> What this task involves
Would you transcribe the listing that follows, character for character, and omit its images?

> Supplied information

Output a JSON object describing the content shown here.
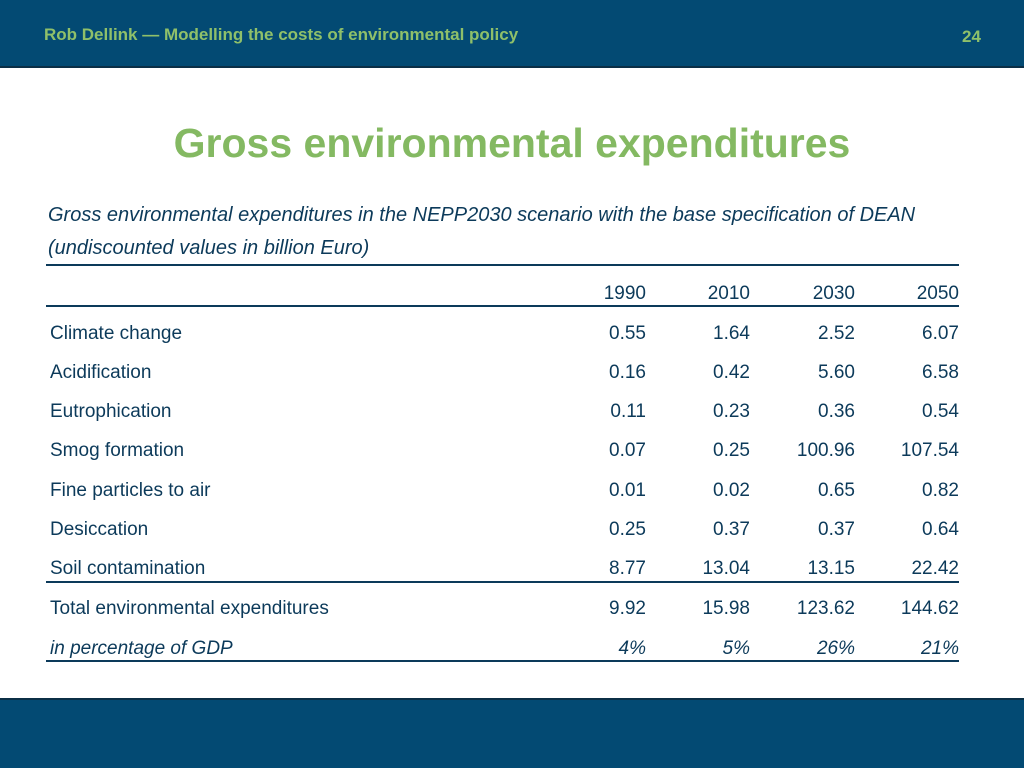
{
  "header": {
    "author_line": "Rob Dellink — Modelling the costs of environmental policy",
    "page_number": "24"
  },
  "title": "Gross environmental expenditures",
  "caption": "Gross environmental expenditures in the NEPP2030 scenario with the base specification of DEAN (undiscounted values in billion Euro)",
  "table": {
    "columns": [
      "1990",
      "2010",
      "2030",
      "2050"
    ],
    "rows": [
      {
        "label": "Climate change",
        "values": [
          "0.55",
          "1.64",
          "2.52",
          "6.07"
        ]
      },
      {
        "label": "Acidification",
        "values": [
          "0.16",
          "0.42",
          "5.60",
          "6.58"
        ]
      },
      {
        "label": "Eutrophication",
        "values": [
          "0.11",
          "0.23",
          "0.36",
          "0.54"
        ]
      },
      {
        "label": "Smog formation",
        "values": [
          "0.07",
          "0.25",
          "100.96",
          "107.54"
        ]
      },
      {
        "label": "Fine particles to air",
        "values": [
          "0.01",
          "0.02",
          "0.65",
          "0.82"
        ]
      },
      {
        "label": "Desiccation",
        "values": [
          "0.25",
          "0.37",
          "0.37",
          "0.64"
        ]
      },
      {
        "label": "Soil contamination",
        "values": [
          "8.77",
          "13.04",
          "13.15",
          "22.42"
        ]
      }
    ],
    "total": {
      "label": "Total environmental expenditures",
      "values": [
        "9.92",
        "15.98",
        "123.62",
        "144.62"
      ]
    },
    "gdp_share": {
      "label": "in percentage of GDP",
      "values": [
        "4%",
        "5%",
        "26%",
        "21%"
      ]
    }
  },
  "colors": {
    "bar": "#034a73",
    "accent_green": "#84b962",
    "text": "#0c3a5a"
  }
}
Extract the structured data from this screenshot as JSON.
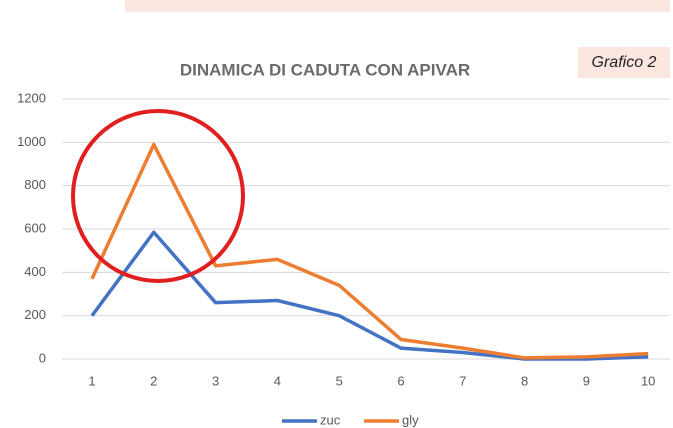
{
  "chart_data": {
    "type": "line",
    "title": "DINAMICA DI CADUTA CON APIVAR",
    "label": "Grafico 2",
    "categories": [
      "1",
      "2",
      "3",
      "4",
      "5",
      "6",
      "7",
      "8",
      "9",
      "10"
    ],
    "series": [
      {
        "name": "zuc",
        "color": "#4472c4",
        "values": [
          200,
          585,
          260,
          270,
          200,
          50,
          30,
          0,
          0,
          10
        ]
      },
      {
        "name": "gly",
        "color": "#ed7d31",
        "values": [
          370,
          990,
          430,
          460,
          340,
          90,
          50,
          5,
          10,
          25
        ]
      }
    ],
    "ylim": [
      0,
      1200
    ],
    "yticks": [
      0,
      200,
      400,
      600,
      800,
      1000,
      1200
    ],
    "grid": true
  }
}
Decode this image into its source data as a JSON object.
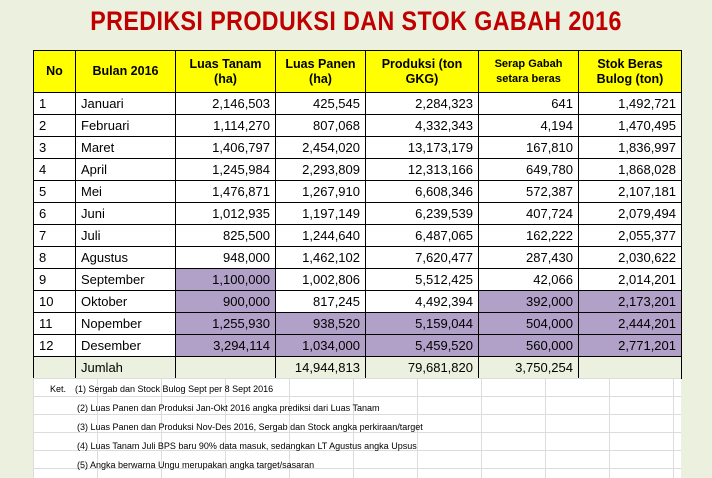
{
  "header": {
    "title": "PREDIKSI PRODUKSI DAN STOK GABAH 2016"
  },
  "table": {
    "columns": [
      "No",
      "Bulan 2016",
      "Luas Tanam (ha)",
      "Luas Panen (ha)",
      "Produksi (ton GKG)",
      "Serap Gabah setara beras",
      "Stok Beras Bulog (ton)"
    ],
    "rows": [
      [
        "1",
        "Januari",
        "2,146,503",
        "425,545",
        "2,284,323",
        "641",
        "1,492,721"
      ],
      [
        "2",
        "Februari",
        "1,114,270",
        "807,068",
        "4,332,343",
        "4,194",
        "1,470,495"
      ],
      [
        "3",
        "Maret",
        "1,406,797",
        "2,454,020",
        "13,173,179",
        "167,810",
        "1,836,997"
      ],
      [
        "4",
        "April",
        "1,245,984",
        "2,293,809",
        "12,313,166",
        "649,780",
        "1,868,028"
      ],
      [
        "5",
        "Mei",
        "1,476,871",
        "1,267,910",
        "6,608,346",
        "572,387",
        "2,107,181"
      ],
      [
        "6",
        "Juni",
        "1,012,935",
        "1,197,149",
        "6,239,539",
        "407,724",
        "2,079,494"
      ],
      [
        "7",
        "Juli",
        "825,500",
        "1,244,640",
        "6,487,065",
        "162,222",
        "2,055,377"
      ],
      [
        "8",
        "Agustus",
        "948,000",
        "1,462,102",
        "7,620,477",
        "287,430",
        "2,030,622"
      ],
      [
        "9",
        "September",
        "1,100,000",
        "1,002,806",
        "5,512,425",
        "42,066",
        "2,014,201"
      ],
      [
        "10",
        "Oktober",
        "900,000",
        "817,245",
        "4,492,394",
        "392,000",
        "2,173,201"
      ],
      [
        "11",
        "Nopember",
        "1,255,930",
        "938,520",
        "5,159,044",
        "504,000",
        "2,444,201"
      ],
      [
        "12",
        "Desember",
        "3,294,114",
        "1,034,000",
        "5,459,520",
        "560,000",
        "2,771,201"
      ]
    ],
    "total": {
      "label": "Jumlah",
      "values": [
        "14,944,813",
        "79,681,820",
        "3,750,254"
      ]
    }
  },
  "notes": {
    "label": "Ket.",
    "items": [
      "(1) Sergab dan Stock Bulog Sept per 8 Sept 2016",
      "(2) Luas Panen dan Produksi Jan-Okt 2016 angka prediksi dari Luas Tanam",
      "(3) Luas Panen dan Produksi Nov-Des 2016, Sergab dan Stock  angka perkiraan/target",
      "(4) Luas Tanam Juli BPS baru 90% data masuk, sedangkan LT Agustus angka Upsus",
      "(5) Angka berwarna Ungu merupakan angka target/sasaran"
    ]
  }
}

> Response to this task
Output a JSON object describing the content shown here.
{
  "header": {
    "author_line": "Rob Dellink — Modelling the costs of environmental policy",
    "page_number": "24"
  },
  "title": "Gross environmental expenditures",
  "caption": "Gross environmental expenditures in the NEPP2030 scenario with the base specification of DEAN (undiscounted values in billion Euro)",
  "table": {
    "columns": [
      "1990",
      "2010",
      "2030",
      "2050"
    ],
    "rows": [
      {
        "label": "Climate change",
        "values": [
          "0.55",
          "1.64",
          "2.52",
          "6.07"
        ]
      },
      {
        "label": "Acidification",
        "values": [
          "0.16",
          "0.42",
          "5.60",
          "6.58"
        ]
      },
      {
        "label": "Eutrophication",
        "values": [
          "0.11",
          "0.23",
          "0.36",
          "0.54"
        ]
      },
      {
        "label": "Smog formation",
        "values": [
          "0.07",
          "0.25",
          "100.96",
          "107.54"
        ]
      },
      {
        "label": "Fine particles to air",
        "values": [
          "0.01",
          "0.02",
          "0.65",
          "0.82"
        ]
      },
      {
        "label": "Desiccation",
        "values": [
          "0.25",
          "0.37",
          "0.37",
          "0.64"
        ]
      },
      {
        "label": "Soil contamination",
        "values": [
          "8.77",
          "13.04",
          "13.15",
          "22.42"
        ]
      }
    ],
    "total": {
      "label": "Total environmental expenditures",
      "values": [
        "9.92",
        "15.98",
        "123.62",
        "144.62"
      ]
    },
    "gdp_share": {
      "label": "in percentage of GDP",
      "values": [
        "4%",
        "5%",
        "26%",
        "21%"
      ]
    }
  },
  "colors": {
    "bar": "#034a73",
    "accent_green": "#84b962",
    "text": "#0c3a5a"
  }
}
Extract the structured data from this screenshot as JSON.
{
  "chart_data": {
    "type": "line",
    "title": "DINAMICA DI CADUTA CON APIVAR",
    "label": "Grafico 2",
    "categories": [
      "1",
      "2",
      "3",
      "4",
      "5",
      "6",
      "7",
      "8",
      "9",
      "10"
    ],
    "series": [
      {
        "name": "zuc",
        "color": "#4472c4",
        "values": [
          200,
          585,
          260,
          270,
          200,
          50,
          30,
          0,
          0,
          10
        ]
      },
      {
        "name": "gly",
        "color": "#ed7d31",
        "values": [
          370,
          990,
          430,
          460,
          340,
          90,
          50,
          5,
          10,
          25
        ]
      }
    ],
    "ylim": [
      0,
      1200
    ],
    "yticks": [
      0,
      200,
      400,
      600,
      800,
      1000,
      1200
    ],
    "grid": true
  }
}
Decode this image into its source data as a JSON object.
{
  "header": {
    "title": "PREDIKSI PRODUKSI DAN STOK GABAH 2016"
  },
  "table": {
    "columns": [
      "No",
      "Bulan 2016",
      "Luas Tanam (ha)",
      "Luas Panen (ha)",
      "Produksi (ton GKG)",
      "Serap Gabah setara beras",
      "Stok Beras Bulog (ton)"
    ],
    "rows": [
      [
        "1",
        "Januari",
        "2,146,503",
        "425,545",
        "2,284,323",
        "641",
        "1,492,721"
      ],
      [
        "2",
        "Februari",
        "1,114,270",
        "807,068",
        "4,332,343",
        "4,194",
        "1,470,495"
      ],
      [
        "3",
        "Maret",
        "1,406,797",
        "2,454,020",
        "13,173,179",
        "167,810",
        "1,836,997"
      ],
      [
        "4",
        "April",
        "1,245,984",
        "2,293,809",
        "12,313,166",
        "649,780",
        "1,868,028"
      ],
      [
        "5",
        "Mei",
        "1,476,871",
        "1,267,910",
        "6,608,346",
        "572,387",
        "2,107,181"
      ],
      [
        "6",
        "Juni",
        "1,012,935",
        "1,197,149",
        "6,239,539",
        "407,724",
        "2,079,494"
      ],
      [
        "7",
        "Juli",
        "825,500",
        "1,244,640",
        "6,487,065",
        "162,222",
        "2,055,377"
      ],
      [
        "8",
        "Agustus",
        "948,000",
        "1,462,102",
        "7,620,477",
        "287,430",
        "2,030,622"
      ],
      [
        "9",
        "September",
        "1,100,000",
        "1,002,806",
        "5,512,425",
        "42,066",
        "2,014,201"
      ],
      [
        "10",
        "Oktober",
        "900,000",
        "817,245",
        "4,492,394",
        "392,000",
        "2,173,201"
      ],
      [
        "11",
        "Nopember",
        "1,255,930",
        "938,520",
        "5,159,044",
        "504,000",
        "2,444,201"
      ],
      [
        "12",
        "Desember",
        "3,294,114",
        "1,034,000",
        "5,459,520",
        "560,000",
        "2,771,201"
      ]
    ],
    "total": {
      "label": "Jumlah",
      "values": [
        "14,944,813",
        "79,681,820",
        "3,750,254"
      ]
    }
  },
  "notes": {
    "label": "Ket.",
    "items": [
      "(1) Sergab dan Stock Bulog Sept per 8 Sept 2016",
      "(2) Luas Panen dan Produksi Jan-Okt 2016 angka prediksi dari Luas Tanam",
      "(3) Luas Panen dan Produksi Nov-Des 2016, Sergab dan Stock  angka perkiraan/target",
      "(4) Luas Tanam Juli BPS baru 90% data masuk, sedangkan LT Agustus angka Upsus",
      "(5) Angka berwarna Ungu merupakan angka target/sasaran"
    ]
  }
}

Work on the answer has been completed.